(Recorded data)
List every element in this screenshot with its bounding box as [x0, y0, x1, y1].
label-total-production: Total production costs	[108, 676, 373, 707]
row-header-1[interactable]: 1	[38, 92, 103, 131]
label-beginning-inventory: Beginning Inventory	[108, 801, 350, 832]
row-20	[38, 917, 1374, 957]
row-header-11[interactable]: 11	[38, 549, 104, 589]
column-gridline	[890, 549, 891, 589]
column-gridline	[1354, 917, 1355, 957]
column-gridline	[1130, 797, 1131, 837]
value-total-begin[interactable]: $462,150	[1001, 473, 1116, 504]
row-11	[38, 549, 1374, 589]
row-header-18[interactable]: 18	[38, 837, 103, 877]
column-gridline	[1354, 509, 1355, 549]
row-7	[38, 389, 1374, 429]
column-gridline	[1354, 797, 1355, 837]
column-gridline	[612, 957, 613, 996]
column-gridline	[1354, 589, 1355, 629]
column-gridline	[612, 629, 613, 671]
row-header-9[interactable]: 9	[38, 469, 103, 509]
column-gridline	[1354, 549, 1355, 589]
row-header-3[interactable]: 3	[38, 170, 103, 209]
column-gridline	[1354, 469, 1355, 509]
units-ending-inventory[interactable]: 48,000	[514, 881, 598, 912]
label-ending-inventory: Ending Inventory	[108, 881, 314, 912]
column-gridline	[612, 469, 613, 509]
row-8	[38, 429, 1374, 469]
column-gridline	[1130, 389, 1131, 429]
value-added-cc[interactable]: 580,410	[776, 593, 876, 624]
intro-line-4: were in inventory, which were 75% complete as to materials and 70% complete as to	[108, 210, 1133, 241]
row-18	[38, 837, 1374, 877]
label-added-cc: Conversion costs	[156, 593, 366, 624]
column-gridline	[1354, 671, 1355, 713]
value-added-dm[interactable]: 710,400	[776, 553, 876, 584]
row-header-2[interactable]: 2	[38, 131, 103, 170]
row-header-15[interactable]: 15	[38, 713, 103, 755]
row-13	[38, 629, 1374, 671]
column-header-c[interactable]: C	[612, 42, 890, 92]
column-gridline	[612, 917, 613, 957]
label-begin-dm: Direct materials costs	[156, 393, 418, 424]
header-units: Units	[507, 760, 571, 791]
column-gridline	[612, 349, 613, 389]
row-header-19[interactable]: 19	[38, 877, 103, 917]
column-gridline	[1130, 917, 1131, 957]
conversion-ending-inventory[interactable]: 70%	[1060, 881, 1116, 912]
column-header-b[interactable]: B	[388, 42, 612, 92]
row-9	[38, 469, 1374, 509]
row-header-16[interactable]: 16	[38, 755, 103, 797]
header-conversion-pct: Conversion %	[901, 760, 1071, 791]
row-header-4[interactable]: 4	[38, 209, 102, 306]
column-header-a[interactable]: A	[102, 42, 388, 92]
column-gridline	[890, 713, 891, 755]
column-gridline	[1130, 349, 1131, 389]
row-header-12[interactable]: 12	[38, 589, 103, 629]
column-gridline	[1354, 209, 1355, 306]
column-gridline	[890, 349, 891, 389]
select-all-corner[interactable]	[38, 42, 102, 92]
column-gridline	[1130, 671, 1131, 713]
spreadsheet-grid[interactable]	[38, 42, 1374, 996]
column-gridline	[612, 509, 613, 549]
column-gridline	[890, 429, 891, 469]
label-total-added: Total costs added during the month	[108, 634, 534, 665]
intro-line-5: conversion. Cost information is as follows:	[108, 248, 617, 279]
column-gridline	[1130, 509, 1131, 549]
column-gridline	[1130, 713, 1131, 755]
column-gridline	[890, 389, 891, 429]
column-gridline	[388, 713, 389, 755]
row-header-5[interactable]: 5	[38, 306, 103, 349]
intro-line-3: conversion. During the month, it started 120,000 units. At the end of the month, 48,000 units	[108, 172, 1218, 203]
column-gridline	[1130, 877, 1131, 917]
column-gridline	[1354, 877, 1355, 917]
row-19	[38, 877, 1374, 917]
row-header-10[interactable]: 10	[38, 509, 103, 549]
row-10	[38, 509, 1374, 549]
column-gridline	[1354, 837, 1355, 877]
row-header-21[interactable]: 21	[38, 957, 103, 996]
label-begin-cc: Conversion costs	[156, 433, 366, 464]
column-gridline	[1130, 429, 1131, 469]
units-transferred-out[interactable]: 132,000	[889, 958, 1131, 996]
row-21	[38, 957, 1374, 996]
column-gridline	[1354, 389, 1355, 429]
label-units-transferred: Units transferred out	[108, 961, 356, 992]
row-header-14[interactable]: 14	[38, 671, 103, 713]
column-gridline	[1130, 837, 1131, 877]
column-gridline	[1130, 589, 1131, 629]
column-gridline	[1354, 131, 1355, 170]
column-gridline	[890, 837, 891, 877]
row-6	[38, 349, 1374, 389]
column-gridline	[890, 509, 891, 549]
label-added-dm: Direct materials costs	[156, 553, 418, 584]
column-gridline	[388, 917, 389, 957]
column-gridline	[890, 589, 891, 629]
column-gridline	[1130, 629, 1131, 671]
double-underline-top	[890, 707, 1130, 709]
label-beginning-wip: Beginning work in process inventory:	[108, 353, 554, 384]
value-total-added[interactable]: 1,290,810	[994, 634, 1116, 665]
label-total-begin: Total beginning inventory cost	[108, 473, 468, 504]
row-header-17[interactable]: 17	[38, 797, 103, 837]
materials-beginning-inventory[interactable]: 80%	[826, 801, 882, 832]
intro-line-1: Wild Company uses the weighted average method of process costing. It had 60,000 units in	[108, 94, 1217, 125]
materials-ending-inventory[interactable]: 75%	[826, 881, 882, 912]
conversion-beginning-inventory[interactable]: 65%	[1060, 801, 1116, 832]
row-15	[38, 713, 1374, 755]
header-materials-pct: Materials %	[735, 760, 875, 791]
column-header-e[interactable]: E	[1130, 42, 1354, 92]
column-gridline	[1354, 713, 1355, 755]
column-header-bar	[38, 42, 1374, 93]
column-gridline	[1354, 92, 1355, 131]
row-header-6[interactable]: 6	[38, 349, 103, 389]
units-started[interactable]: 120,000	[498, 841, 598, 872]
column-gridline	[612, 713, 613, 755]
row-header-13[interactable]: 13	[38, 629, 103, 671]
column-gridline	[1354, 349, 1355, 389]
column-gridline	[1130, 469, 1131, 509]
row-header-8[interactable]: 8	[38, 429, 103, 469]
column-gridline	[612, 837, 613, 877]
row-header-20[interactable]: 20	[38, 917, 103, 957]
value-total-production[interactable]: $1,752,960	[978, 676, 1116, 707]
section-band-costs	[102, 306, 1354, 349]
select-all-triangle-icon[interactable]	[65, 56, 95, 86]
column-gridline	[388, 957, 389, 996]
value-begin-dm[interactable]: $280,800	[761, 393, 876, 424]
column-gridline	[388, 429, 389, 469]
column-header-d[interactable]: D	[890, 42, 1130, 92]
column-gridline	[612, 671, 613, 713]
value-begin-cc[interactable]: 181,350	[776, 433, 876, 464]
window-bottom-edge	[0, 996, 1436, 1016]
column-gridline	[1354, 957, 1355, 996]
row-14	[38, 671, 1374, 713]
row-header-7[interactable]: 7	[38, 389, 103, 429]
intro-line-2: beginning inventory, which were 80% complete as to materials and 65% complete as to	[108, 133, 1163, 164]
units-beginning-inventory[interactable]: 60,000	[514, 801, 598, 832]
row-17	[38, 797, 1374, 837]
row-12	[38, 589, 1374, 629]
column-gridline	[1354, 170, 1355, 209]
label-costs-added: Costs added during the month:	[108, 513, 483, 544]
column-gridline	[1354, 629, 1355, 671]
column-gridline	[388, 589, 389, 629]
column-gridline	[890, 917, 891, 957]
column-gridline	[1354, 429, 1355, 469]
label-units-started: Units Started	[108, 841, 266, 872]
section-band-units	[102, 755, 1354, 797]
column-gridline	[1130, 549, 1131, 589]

## Problem details
Retype every line of the entries above without any changes.

## The answer
List every element in this screenshot with its bounding box as [x0, y0, x1, y1].
label-total-production: Total production costs	[108, 676, 373, 707]
row-header-1[interactable]: 1	[38, 92, 103, 131]
label-beginning-inventory: Beginning Inventory	[108, 801, 350, 832]
row-20	[38, 917, 1374, 957]
row-header-11[interactable]: 11	[38, 549, 104, 589]
column-gridline	[890, 549, 891, 589]
column-gridline	[1354, 917, 1355, 957]
column-gridline	[1130, 797, 1131, 837]
value-total-begin[interactable]: $462,150	[1001, 473, 1116, 504]
row-11	[38, 549, 1374, 589]
row-header-18[interactable]: 18	[38, 837, 103, 877]
column-gridline	[1354, 509, 1355, 549]
row-7	[38, 389, 1374, 429]
column-gridline	[1354, 797, 1355, 837]
column-gridline	[612, 957, 613, 996]
column-gridline	[1354, 589, 1355, 629]
column-gridline	[612, 629, 613, 671]
row-header-9[interactable]: 9	[38, 469, 103, 509]
column-gridline	[1354, 549, 1355, 589]
row-header-3[interactable]: 3	[38, 170, 103, 209]
column-gridline	[1354, 469, 1355, 509]
units-ending-inventory[interactable]: 48,000	[514, 881, 598, 912]
label-ending-inventory: Ending Inventory	[108, 881, 314, 912]
column-gridline	[612, 469, 613, 509]
row-8	[38, 429, 1374, 469]
column-gridline	[1130, 389, 1131, 429]
value-added-cc[interactable]: 580,410	[776, 593, 876, 624]
intro-line-4: were in inventory, which were 75% complete as to materials and 70% complete as to	[108, 210, 1133, 241]
row-18	[38, 837, 1374, 877]
label-added-cc: Conversion costs	[156, 593, 366, 624]
column-gridline	[1354, 671, 1355, 713]
value-added-dm[interactable]: 710,400	[776, 553, 876, 584]
row-header-2[interactable]: 2	[38, 131, 103, 170]
row-header-15[interactable]: 15	[38, 713, 103, 755]
row-13	[38, 629, 1374, 671]
column-header-c[interactable]: C	[612, 42, 890, 92]
column-gridline	[612, 917, 613, 957]
label-begin-dm: Direct materials costs	[156, 393, 418, 424]
header-units: Units	[507, 760, 571, 791]
column-gridline	[612, 349, 613, 389]
row-header-19[interactable]: 19	[38, 877, 103, 917]
column-gridline	[1130, 917, 1131, 957]
conversion-ending-inventory[interactable]: 70%	[1060, 881, 1116, 912]
column-header-b[interactable]: B	[388, 42, 612, 92]
row-9	[38, 469, 1374, 509]
row-header-16[interactable]: 16	[38, 755, 103, 797]
header-conversion-pct: Conversion %	[901, 760, 1071, 791]
row-header-4[interactable]: 4	[38, 209, 102, 306]
column-header-a[interactable]: A	[102, 42, 388, 92]
column-gridline	[890, 713, 891, 755]
column-gridline	[1130, 349, 1131, 389]
row-header-12[interactable]: 12	[38, 589, 103, 629]
column-gridline	[1354, 209, 1355, 306]
column-gridline	[890, 349, 891, 389]
select-all-corner[interactable]	[38, 42, 102, 92]
column-gridline	[1130, 671, 1131, 713]
spreadsheet-grid[interactable]	[38, 42, 1374, 996]
column-gridline	[612, 509, 613, 549]
column-gridline	[890, 429, 891, 469]
label-total-added: Total costs added during the month	[108, 634, 534, 665]
intro-line-5: conversion. Cost information is as follows:	[108, 248, 617, 279]
column-gridline	[1130, 509, 1131, 549]
column-gridline	[1130, 713, 1131, 755]
column-gridline	[890, 389, 891, 429]
column-gridline	[388, 713, 389, 755]
row-header-5[interactable]: 5	[38, 306, 103, 349]
intro-line-3: conversion. During the month, it started 120,000 units. At the end of the month, 48,000 units	[108, 172, 1218, 203]
column-gridline	[1130, 877, 1131, 917]
column-gridline	[1354, 877, 1355, 917]
row-19	[38, 877, 1374, 917]
row-header-10[interactable]: 10	[38, 509, 103, 549]
row-10	[38, 509, 1374, 549]
column-gridline	[1354, 837, 1355, 877]
row-header-21[interactable]: 21	[38, 957, 103, 996]
label-begin-cc: Conversion costs	[156, 433, 366, 464]
column-gridline	[1130, 429, 1131, 469]
units-transferred-out[interactable]: 132,000	[889, 958, 1131, 996]
row-21	[38, 957, 1374, 996]
column-gridline	[1354, 389, 1355, 429]
label-units-transferred: Units transferred out	[108, 961, 356, 992]
row-header-14[interactable]: 14	[38, 671, 103, 713]
column-gridline	[1130, 837, 1131, 877]
column-gridline	[1130, 589, 1131, 629]
column-gridline	[1354, 131, 1355, 170]
column-gridline	[890, 837, 891, 877]
row-6	[38, 349, 1374, 389]
column-gridline	[890, 509, 891, 549]
label-added-dm: Direct materials costs	[156, 553, 418, 584]
column-gridline	[388, 917, 389, 957]
column-gridline	[890, 589, 891, 629]
column-gridline	[1130, 629, 1131, 671]
double-underline-top	[890, 707, 1130, 709]
label-beginning-wip: Beginning work in process inventory:	[108, 353, 554, 384]
value-total-added[interactable]: 1,290,810	[994, 634, 1116, 665]
label-total-begin: Total beginning inventory cost	[108, 473, 468, 504]
row-header-17[interactable]: 17	[38, 797, 103, 837]
materials-beginning-inventory[interactable]: 80%	[826, 801, 882, 832]
intro-line-1: Wild Company uses the weighted average method of process costing. It had 60,000 units in	[108, 94, 1217, 125]
materials-ending-inventory[interactable]: 75%	[826, 881, 882, 912]
conversion-beginning-inventory[interactable]: 65%	[1060, 801, 1116, 832]
row-15	[38, 713, 1374, 755]
header-materials-pct: Materials %	[735, 760, 875, 791]
column-header-e[interactable]: E	[1130, 42, 1354, 92]
column-gridline	[1354, 713, 1355, 755]
column-header-bar	[38, 42, 1374, 93]
column-gridline	[1354, 92, 1355, 131]
row-header-6[interactable]: 6	[38, 349, 103, 389]
units-started[interactable]: 120,000	[498, 841, 598, 872]
column-gridline	[612, 713, 613, 755]
row-header-13[interactable]: 13	[38, 629, 103, 671]
column-gridline	[1354, 349, 1355, 389]
column-gridline	[1130, 469, 1131, 509]
row-header-8[interactable]: 8	[38, 429, 103, 469]
column-gridline	[612, 837, 613, 877]
row-header-20[interactable]: 20	[38, 917, 103, 957]
value-total-production[interactable]: $1,752,960	[978, 676, 1116, 707]
section-band-costs	[102, 306, 1354, 349]
select-all-triangle-icon[interactable]	[65, 56, 95, 86]
column-gridline	[388, 957, 389, 996]
value-begin-dm[interactable]: $280,800	[761, 393, 876, 424]
column-gridline	[388, 429, 389, 469]
column-header-d[interactable]: D	[890, 42, 1130, 92]
column-gridline	[612, 671, 613, 713]
value-begin-cc[interactable]: 181,350	[776, 433, 876, 464]
window-bottom-edge	[0, 996, 1436, 1016]
column-gridline	[1354, 957, 1355, 996]
row-14	[38, 671, 1374, 713]
row-header-7[interactable]: 7	[38, 389, 103, 429]
intro-line-2: beginning inventory, which were 80% complete as to materials and 65% complete as to	[108, 133, 1163, 164]
units-beginning-inventory[interactable]: 60,000	[514, 801, 598, 832]
row-17	[38, 797, 1374, 837]
row-12	[38, 589, 1374, 629]
column-gridline	[1354, 170, 1355, 209]
label-costs-added: Costs added during the month:	[108, 513, 483, 544]
column-gridline	[1354, 629, 1355, 671]
column-gridline	[388, 589, 389, 629]
column-gridline	[890, 917, 891, 957]
column-gridline	[1354, 429, 1355, 469]
label-units-started: Units Started	[108, 841, 266, 872]
section-band-units	[102, 755, 1354, 797]
column-gridline	[1130, 549, 1131, 589]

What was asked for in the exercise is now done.